Your instructions -
Extract all records. Keep each one exact.

━━━━━━━━━━━━━━━━━━━━━━━━━━━━━━

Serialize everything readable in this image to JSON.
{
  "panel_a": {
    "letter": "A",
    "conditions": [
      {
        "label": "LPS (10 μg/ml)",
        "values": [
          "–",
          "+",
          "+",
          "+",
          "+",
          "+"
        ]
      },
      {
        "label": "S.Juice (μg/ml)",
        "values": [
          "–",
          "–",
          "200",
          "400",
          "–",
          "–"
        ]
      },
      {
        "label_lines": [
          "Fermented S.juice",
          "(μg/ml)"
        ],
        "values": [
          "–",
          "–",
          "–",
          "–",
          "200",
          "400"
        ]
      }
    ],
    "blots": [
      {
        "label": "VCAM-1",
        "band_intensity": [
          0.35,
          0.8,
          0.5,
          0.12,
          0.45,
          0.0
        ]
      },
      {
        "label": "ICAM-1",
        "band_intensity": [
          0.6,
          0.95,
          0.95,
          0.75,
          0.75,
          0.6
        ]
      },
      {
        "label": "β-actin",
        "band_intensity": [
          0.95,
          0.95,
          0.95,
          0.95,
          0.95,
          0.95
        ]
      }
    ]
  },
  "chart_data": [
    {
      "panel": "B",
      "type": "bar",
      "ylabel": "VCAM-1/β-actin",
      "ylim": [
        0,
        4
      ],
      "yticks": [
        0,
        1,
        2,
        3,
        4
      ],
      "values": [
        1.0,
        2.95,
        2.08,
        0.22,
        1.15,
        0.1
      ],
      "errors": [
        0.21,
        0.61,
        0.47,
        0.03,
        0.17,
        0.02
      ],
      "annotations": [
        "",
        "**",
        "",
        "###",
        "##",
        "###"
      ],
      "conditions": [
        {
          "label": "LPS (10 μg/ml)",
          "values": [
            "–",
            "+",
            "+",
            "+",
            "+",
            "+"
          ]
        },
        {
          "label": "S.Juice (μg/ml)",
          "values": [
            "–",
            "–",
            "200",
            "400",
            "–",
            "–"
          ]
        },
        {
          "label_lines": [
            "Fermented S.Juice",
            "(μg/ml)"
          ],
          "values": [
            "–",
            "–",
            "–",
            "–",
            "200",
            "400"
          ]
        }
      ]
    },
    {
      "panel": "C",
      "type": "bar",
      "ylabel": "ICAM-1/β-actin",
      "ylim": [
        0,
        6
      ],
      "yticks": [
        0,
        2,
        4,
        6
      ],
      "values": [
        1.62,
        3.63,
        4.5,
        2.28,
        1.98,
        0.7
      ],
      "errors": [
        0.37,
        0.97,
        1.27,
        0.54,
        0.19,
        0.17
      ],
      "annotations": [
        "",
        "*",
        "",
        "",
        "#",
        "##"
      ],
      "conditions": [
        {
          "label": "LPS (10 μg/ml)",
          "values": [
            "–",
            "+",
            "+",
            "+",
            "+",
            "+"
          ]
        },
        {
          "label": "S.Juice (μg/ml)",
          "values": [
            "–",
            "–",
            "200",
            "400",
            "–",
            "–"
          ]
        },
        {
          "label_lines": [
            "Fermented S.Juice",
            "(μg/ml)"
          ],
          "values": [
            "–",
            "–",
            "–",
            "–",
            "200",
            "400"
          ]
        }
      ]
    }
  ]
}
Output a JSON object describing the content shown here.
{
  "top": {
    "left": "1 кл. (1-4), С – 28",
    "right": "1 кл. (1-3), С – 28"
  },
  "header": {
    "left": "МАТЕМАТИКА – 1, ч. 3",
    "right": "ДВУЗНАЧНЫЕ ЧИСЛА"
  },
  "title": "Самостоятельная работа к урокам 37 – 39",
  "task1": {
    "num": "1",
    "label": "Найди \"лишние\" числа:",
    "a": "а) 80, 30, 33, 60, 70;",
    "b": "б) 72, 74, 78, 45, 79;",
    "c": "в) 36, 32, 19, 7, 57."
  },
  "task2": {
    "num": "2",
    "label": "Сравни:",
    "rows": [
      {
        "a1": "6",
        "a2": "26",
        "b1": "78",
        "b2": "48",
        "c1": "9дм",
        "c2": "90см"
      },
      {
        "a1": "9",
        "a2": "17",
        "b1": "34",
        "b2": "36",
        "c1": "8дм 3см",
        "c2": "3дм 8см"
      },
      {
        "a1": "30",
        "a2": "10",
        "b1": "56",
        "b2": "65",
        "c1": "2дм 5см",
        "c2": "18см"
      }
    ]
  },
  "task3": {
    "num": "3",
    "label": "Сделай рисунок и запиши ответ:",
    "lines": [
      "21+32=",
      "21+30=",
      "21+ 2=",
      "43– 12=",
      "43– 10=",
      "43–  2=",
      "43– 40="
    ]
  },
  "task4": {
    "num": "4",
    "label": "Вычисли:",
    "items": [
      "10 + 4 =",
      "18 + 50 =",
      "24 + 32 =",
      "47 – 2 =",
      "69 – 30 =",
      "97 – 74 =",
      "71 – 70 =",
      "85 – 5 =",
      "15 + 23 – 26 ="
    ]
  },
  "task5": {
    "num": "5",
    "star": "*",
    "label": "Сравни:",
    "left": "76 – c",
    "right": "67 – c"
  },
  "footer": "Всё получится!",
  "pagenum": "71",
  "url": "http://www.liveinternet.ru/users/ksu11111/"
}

━━━━━━━━━━━━━━━━━━━━━━━━━━━━━━

Answer to this problem -
Serialize everything readable in this image to JSON.
{
  "panel_a": {
    "letter": "A",
    "conditions": [
      {
        "label": "LPS (10 μg/ml)",
        "values": [
          "–",
          "+",
          "+",
          "+",
          "+",
          "+"
        ]
      },
      {
        "label": "S.Juice (μg/ml)",
        "values": [
          "–",
          "–",
          "200",
          "400",
          "–",
          "–"
        ]
      },
      {
        "label_lines": [
          "Fermented S.juice",
          "(μg/ml)"
        ],
        "values": [
          "–",
          "–",
          "–",
          "–",
          "200",
          "400"
        ]
      }
    ],
    "blots": [
      {
        "label": "VCAM-1",
        "band_intensity": [
          0.35,
          0.8,
          0.5,
          0.12,
          0.45,
          0.0
        ]
      },
      {
        "label": "ICAM-1",
        "band_intensity": [
          0.6,
          0.95,
          0.95,
          0.75,
          0.75,
          0.6
        ]
      },
      {
        "label": "β-actin",
        "band_intensity": [
          0.95,
          0.95,
          0.95,
          0.95,
          0.95,
          0.95
        ]
      }
    ]
  },
  "chart_data": [
    {
      "panel": "B",
      "type": "bar",
      "ylabel": "VCAM-1/β-actin",
      "ylim": [
        0,
        4
      ],
      "yticks": [
        0,
        1,
        2,
        3,
        4
      ],
      "values": [
        1.0,
        2.95,
        2.08,
        0.22,
        1.15,
        0.1
      ],
      "errors": [
        0.21,
        0.61,
        0.47,
        0.03,
        0.17,
        0.02
      ],
      "annotations": [
        "",
        "**",
        "",
        "###",
        "##",
        "###"
      ],
      "conditions": [
        {
          "label": "LPS (10 μg/ml)",
          "values": [
            "–",
            "+",
            "+",
            "+",
            "+",
            "+"
          ]
        },
        {
          "label": "S.Juice (μg/ml)",
          "values": [
            "–",
            "–",
            "200",
            "400",
            "–",
            "–"
          ]
        },
        {
          "label_lines": [
            "Fermented S.Juice",
            "(μg/ml)"
          ],
          "values": [
            "–",
            "–",
            "–",
            "–",
            "200",
            "400"
          ]
        }
      ]
    },
    {
      "panel": "C",
      "type": "bar",
      "ylabel": "ICAM-1/β-actin",
      "ylim": [
        0,
        6
      ],
      "yticks": [
        0,
        2,
        4,
        6
      ],
      "values": [
        1.62,
        3.63,
        4.5,
        2.28,
        1.98,
        0.7
      ],
      "errors": [
        0.37,
        0.97,
        1.27,
        0.54,
        0.19,
        0.17
      ],
      "annotations": [
        "",
        "*",
        "",
        "",
        "#",
        "##"
      ],
      "conditions": [
        {
          "label": "LPS (10 μg/ml)",
          "values": [
            "–",
            "+",
            "+",
            "+",
            "+",
            "+"
          ]
        },
        {
          "label": "S.Juice (μg/ml)",
          "values": [
            "–",
            "–",
            "200",
            "400",
            "–",
            "–"
          ]
        },
        {
          "label_lines": [
            "Fermented S.Juice",
            "(μg/ml)"
          ],
          "values": [
            "–",
            "–",
            "–",
            "–",
            "200",
            "400"
          ]
        }
      ]
    }
  ]
}
Output a JSON object describing the content shown here.
{
  "top": {
    "left": "1 кл. (1-4), С – 28",
    "right": "1 кл. (1-3), С – 28"
  },
  "header": {
    "left": "МАТЕМАТИКА – 1, ч. 3",
    "right": "ДВУЗНАЧНЫЕ ЧИСЛА"
  },
  "title": "Самостоятельная работа к урокам 37 – 39",
  "task1": {
    "num": "1",
    "label": "Найди \"лишние\" числа:",
    "a": "а) 80, 30, 33, 60, 70;",
    "b": "б) 72, 74, 78, 45, 79;",
    "c": "в) 36, 32, 19, 7, 57."
  },
  "task2": {
    "num": "2",
    "label": "Сравни:",
    "rows": [
      {
        "a1": "6",
        "a2": "26",
        "b1": "78",
        "b2": "48",
        "c1": "9дм",
        "c2": "90см"
      },
      {
        "a1": "9",
        "a2": "17",
        "b1": "34",
        "b2": "36",
        "c1": "8дм 3см",
        "c2": "3дм 8см"
      },
      {
        "a1": "30",
        "a2": "10",
        "b1": "56",
        "b2": "65",
        "c1": "2дм 5см",
        "c2": "18см"
      }
    ]
  },
  "task3": {
    "num": "3",
    "label": "Сделай рисунок и запиши ответ:",
    "lines": [
      "21+32=",
      "21+30=",
      "21+ 2=",
      "43– 12=",
      "43– 10=",
      "43–  2=",
      "43– 40="
    ]
  },
  "task4": {
    "num": "4",
    "label": "Вычисли:",
    "items": [
      "10 + 4 =",
      "18 + 50 =",
      "24 + 32 =",
      "47 – 2 =",
      "69 – 30 =",
      "97 – 74 =",
      "71 – 70 =",
      "85 – 5 =",
      "15 + 23 – 26 ="
    ]
  },
  "task5": {
    "num": "5",
    "star": "*",
    "label": "Сравни:",
    "left": "76 – c",
    "right": "67 – c"
  },
  "footer": "Всё получится!",
  "pagenum": "71",
  "url": "http://www.liveinternet.ru/users/ksu11111/"
}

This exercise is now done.